◆ **WHAT YOU SHOULD DO**
Quote every line of the data below as it stands, omitting pictures.

# # #

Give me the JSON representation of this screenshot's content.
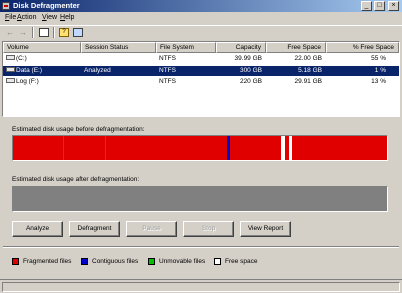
{
  "window": {
    "title": "Disk Defragmenter"
  },
  "menu": {
    "items": [
      "File",
      "Action",
      "View",
      "Help"
    ]
  },
  "toolbar": {
    "icons": [
      "back-icon",
      "forward-icon",
      "properties-icon",
      "help-icon",
      "snapin-icon"
    ]
  },
  "volumes": {
    "columns": [
      "Volume",
      "Session Status",
      "File System",
      "Capacity",
      "Free Space",
      "% Free Space"
    ],
    "rows": [
      {
        "volume": "(C:)",
        "status": "",
        "fs": "NTFS",
        "capacity": "39.99 GB",
        "free": "22.00 GB",
        "pct": "55 %"
      },
      {
        "volume": "Data (E:)",
        "status": "Analyzed",
        "fs": "NTFS",
        "capacity": "300 GB",
        "free": "5.18 GB",
        "pct": "1 %"
      },
      {
        "volume": "Log (F:)",
        "status": "",
        "fs": "NTFS",
        "capacity": "220 GB",
        "free": "29.91 GB",
        "pct": "13 %"
      }
    ],
    "selected_index": 1
  },
  "analysis": {
    "before_label": "Estimated disk usage before defragmentation:",
    "after_label": "Estimated disk usage after defragmentation:"
  },
  "buttons": {
    "analyze": "Analyze",
    "defragment": "Defragment",
    "pause": "Pause",
    "stop": "Stop",
    "view_report": "View Report"
  },
  "legend": {
    "fragmented": "Fragmented files",
    "contiguous": "Contiguous files",
    "unmovable": "Unmovable files",
    "free": "Free space"
  },
  "colors": {
    "fragmented": "#e00000",
    "contiguous": "#0000d0",
    "unmovable": "#00c000",
    "free": "#ffffff",
    "selection": "#0a246a"
  }
}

# # #

◆ **RESPONSE**
Give me the JSON representation of this screenshot's content.
{
  "window": {
    "title": "Disk Defragmenter"
  },
  "menu": {
    "items": [
      "File",
      "Action",
      "View",
      "Help"
    ]
  },
  "toolbar": {
    "icons": [
      "back-icon",
      "forward-icon",
      "properties-icon",
      "help-icon",
      "snapin-icon"
    ]
  },
  "volumes": {
    "columns": [
      "Volume",
      "Session Status",
      "File System",
      "Capacity",
      "Free Space",
      "% Free Space"
    ],
    "rows": [
      {
        "volume": "(C:)",
        "status": "",
        "fs": "NTFS",
        "capacity": "39.99 GB",
        "free": "22.00 GB",
        "pct": "55 %"
      },
      {
        "volume": "Data (E:)",
        "status": "Analyzed",
        "fs": "NTFS",
        "capacity": "300 GB",
        "free": "5.18 GB",
        "pct": "1 %"
      },
      {
        "volume": "Log (F:)",
        "status": "",
        "fs": "NTFS",
        "capacity": "220 GB",
        "free": "29.91 GB",
        "pct": "13 %"
      }
    ],
    "selected_index": 1
  },
  "analysis": {
    "before_label": "Estimated disk usage before defragmentation:",
    "after_label": "Estimated disk usage after defragmentation:"
  },
  "buttons": {
    "analyze": "Analyze",
    "defragment": "Defragment",
    "pause": "Pause",
    "stop": "Stop",
    "view_report": "View Report"
  },
  "legend": {
    "fragmented": "Fragmented files",
    "contiguous": "Contiguous files",
    "unmovable": "Unmovable files",
    "free": "Free space"
  },
  "colors": {
    "fragmented": "#e00000",
    "contiguous": "#0000d0",
    "unmovable": "#00c000",
    "free": "#ffffff",
    "selection": "#0a246a"
  }
}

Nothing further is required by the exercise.